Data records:
=======

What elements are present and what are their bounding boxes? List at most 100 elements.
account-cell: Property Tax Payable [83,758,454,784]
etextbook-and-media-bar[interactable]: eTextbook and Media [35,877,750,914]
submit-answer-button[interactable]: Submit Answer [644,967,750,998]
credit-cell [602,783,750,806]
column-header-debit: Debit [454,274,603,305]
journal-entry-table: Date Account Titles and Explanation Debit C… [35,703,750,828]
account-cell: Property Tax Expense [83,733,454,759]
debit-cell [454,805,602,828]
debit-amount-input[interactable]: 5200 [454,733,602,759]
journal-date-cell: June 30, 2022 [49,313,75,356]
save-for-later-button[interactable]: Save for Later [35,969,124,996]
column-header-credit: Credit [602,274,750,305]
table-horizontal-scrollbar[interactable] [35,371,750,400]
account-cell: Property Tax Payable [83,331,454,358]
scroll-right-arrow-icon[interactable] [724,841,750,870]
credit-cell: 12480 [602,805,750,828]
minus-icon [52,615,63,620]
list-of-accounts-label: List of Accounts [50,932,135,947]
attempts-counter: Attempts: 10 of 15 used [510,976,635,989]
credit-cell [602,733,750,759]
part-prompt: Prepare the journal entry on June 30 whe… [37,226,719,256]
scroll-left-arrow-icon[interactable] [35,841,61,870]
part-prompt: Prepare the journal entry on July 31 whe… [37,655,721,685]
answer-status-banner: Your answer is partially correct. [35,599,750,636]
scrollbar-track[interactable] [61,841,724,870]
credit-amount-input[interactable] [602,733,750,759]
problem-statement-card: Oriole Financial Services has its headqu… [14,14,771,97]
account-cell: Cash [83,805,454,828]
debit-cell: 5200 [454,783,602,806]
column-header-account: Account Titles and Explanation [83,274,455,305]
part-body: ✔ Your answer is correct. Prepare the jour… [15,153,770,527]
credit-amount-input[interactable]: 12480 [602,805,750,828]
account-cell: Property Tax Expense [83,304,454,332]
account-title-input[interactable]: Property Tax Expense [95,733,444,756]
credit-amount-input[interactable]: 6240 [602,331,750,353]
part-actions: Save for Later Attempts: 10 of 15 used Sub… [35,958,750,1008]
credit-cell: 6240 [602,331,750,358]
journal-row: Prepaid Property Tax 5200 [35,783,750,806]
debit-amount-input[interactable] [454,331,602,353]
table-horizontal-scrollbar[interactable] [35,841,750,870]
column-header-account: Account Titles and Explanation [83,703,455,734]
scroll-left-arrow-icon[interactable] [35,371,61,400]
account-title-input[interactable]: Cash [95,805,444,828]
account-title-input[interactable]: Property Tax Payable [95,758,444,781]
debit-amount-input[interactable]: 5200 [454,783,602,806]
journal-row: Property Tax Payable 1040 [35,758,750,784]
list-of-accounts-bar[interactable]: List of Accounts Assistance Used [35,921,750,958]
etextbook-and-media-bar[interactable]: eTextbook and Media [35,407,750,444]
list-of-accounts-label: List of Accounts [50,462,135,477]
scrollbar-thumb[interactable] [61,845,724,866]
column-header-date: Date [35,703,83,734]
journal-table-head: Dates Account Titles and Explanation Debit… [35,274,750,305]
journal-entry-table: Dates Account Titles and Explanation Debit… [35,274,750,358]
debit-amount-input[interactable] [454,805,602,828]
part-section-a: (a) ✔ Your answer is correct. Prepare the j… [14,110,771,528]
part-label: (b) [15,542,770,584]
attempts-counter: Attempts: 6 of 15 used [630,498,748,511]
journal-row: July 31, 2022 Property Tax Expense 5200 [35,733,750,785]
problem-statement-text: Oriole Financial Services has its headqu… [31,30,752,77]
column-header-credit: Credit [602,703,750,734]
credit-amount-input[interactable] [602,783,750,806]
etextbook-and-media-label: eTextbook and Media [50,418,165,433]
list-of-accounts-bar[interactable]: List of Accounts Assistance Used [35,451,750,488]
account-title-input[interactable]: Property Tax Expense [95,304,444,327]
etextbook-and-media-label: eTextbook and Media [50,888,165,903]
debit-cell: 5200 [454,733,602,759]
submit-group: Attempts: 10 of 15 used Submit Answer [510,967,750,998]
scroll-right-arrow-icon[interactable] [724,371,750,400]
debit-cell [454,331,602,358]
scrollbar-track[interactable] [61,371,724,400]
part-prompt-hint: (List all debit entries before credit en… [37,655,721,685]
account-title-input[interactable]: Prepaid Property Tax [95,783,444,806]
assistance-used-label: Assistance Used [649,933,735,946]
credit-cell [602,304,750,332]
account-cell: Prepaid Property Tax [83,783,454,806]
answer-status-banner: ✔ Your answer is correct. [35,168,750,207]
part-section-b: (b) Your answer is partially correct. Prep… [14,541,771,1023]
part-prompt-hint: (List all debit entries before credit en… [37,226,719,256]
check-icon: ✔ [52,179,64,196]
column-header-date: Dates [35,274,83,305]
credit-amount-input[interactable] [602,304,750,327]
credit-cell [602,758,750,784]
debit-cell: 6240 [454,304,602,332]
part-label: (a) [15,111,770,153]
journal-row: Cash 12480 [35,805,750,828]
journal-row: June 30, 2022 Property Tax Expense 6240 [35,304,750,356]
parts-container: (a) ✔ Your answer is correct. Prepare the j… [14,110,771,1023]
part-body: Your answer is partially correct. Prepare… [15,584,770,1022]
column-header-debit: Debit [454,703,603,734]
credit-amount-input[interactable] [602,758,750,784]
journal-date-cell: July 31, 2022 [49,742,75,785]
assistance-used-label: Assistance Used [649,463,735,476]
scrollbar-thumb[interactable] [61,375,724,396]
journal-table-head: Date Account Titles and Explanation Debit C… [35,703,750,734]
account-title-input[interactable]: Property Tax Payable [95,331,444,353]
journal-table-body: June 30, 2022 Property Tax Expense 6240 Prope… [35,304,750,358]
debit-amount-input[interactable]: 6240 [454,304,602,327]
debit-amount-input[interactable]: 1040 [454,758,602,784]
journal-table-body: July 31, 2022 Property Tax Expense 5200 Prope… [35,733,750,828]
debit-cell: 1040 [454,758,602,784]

=======

Given instruction:
Copy every line of the data records above, keeping each one identical to the original.

Full response:
What elements are present and what are their bounding boxes? List at most 100 elements.
account-cell: Property Tax Payable [83,758,454,784]
etextbook-and-media-bar[interactable]: eTextbook and Media [35,877,750,914]
submit-answer-button[interactable]: Submit Answer [644,967,750,998]
credit-cell [602,783,750,806]
column-header-debit: Debit [454,274,603,305]
journal-entry-table: Date Account Titles and Explanation Debit C… [35,703,750,828]
account-cell: Property Tax Expense [83,733,454,759]
debit-cell [454,805,602,828]
debit-amount-input[interactable]: 5200 [454,733,602,759]
journal-date-cell: June 30, 2022 [49,313,75,356]
save-for-later-button[interactable]: Save for Later [35,969,124,996]
column-header-credit: Credit [602,274,750,305]
table-horizontal-scrollbar[interactable] [35,371,750,400]
account-cell: Property Tax Payable [83,331,454,358]
scroll-right-arrow-icon[interactable] [724,841,750,870]
credit-cell: 12480 [602,805,750,828]
minus-icon [52,615,63,620]
list-of-accounts-label: List of Accounts [50,932,135,947]
attempts-counter: Attempts: 10 of 15 used [510,976,635,989]
credit-cell [602,733,750,759]
part-prompt: Prepare the journal entry on June 30 whe… [37,226,719,256]
scroll-left-arrow-icon[interactable] [35,841,61,870]
part-prompt: Prepare the journal entry on July 31 whe… [37,655,721,685]
answer-status-banner: Your answer is partially correct. [35,599,750,636]
scrollbar-track[interactable] [61,841,724,870]
credit-amount-input[interactable] [602,733,750,759]
problem-statement-card: Oriole Financial Services has its headqu… [14,14,771,97]
account-cell: Cash [83,805,454,828]
debit-cell: 5200 [454,783,602,806]
column-header-account: Account Titles and Explanation [83,274,455,305]
part-body: ✔ Your answer is correct. Prepare the jour… [15,153,770,527]
credit-amount-input[interactable]: 12480 [602,805,750,828]
account-cell: Property Tax Expense [83,304,454,332]
account-title-input[interactable]: Property Tax Expense [95,733,444,756]
credit-amount-input[interactable]: 6240 [602,331,750,353]
part-actions: Save for Later Attempts: 10 of 15 used Sub… [35,958,750,1008]
credit-cell: 6240 [602,331,750,358]
journal-row: Prepaid Property Tax 5200 [35,783,750,806]
debit-amount-input[interactable] [454,331,602,353]
table-horizontal-scrollbar[interactable] [35,841,750,870]
column-header-account: Account Titles and Explanation [83,703,455,734]
scroll-left-arrow-icon[interactable] [35,371,61,400]
account-title-input[interactable]: Cash [95,805,444,828]
account-title-input[interactable]: Property Tax Payable [95,758,444,781]
debit-amount-input[interactable]: 5200 [454,783,602,806]
journal-row: Property Tax Payable 1040 [35,758,750,784]
list-of-accounts-bar[interactable]: List of Accounts Assistance Used [35,921,750,958]
etextbook-and-media-bar[interactable]: eTextbook and Media [35,407,750,444]
list-of-accounts-label: List of Accounts [50,462,135,477]
scrollbar-thumb[interactable] [61,845,724,866]
column-header-date: Date [35,703,83,734]
journal-table-head: Dates Account Titles and Explanation Debit… [35,274,750,305]
journal-entry-table: Dates Account Titles and Explanation Debit… [35,274,750,358]
debit-amount-input[interactable] [454,805,602,828]
part-section-a: (a) ✔ Your answer is correct. Prepare the j… [14,110,771,528]
part-label: (b) [15,542,770,584]
attempts-counter: Attempts: 6 of 15 used [630,498,748,511]
journal-row: July 31, 2022 Property Tax Expense 5200 [35,733,750,785]
problem-statement-text: Oriole Financial Services has its headqu… [31,30,752,77]
column-header-credit: Credit [602,703,750,734]
credit-amount-input[interactable] [602,783,750,806]
etextbook-and-media-label: eTextbook and Media [50,418,165,433]
list-of-accounts-bar[interactable]: List of Accounts Assistance Used [35,451,750,488]
account-title-input[interactable]: Property Tax Expense [95,304,444,327]
etextbook-and-media-label: eTextbook and Media [50,888,165,903]
debit-cell: 5200 [454,733,602,759]
submit-group: Attempts: 10 of 15 used Submit Answer [510,967,750,998]
scroll-right-arrow-icon[interactable] [724,371,750,400]
debit-cell [454,331,602,358]
scrollbar-track[interactable] [61,371,724,400]
part-prompt-hint: (List all debit entries before credit en… [37,655,721,685]
account-title-input[interactable]: Prepaid Property Tax [95,783,444,806]
assistance-used-label: Assistance Used [649,933,735,946]
credit-cell [602,304,750,332]
account-cell: Prepaid Property Tax [83,783,454,806]
answer-status-banner: ✔ Your answer is correct. [35,168,750,207]
part-section-b: (b) Your answer is partially correct. Prep… [14,541,771,1023]
part-prompt-hint: (List all debit entries before credit en… [37,226,719,256]
check-icon: ✔ [52,179,64,196]
column-header-date: Dates [35,274,83,305]
credit-amount-input[interactable] [602,304,750,327]
credit-cell [602,758,750,784]
debit-cell: 6240 [454,304,602,332]
part-label: (a) [15,111,770,153]
journal-row: Cash 12480 [35,805,750,828]
journal-row: June 30, 2022 Property Tax Expense 6240 [35,304,750,356]
parts-container: (a) ✔ Your answer is correct. Prepare the j… [14,110,771,1023]
part-body: Your answer is partially correct. Prepare… [15,584,770,1022]
column-header-debit: Debit [454,703,603,734]
credit-amount-input[interactable] [602,758,750,784]
journal-date-cell: July 31, 2022 [49,742,75,785]
assistance-used-label: Assistance Used [649,463,735,476]
scrollbar-thumb[interactable] [61,375,724,396]
journal-table-head: Date Account Titles and Explanation Debit C… [35,703,750,734]
account-title-input[interactable]: Property Tax Payable [95,331,444,353]
journal-table-body: June 30, 2022 Property Tax Expense 6240 Prope… [35,304,750,358]
debit-amount-input[interactable]: 6240 [454,304,602,327]
debit-amount-input[interactable]: 1040 [454,758,602,784]
journal-table-body: July 31, 2022 Property Tax Expense 5200 Prope… [35,733,750,828]
debit-cell: 1040 [454,758,602,784]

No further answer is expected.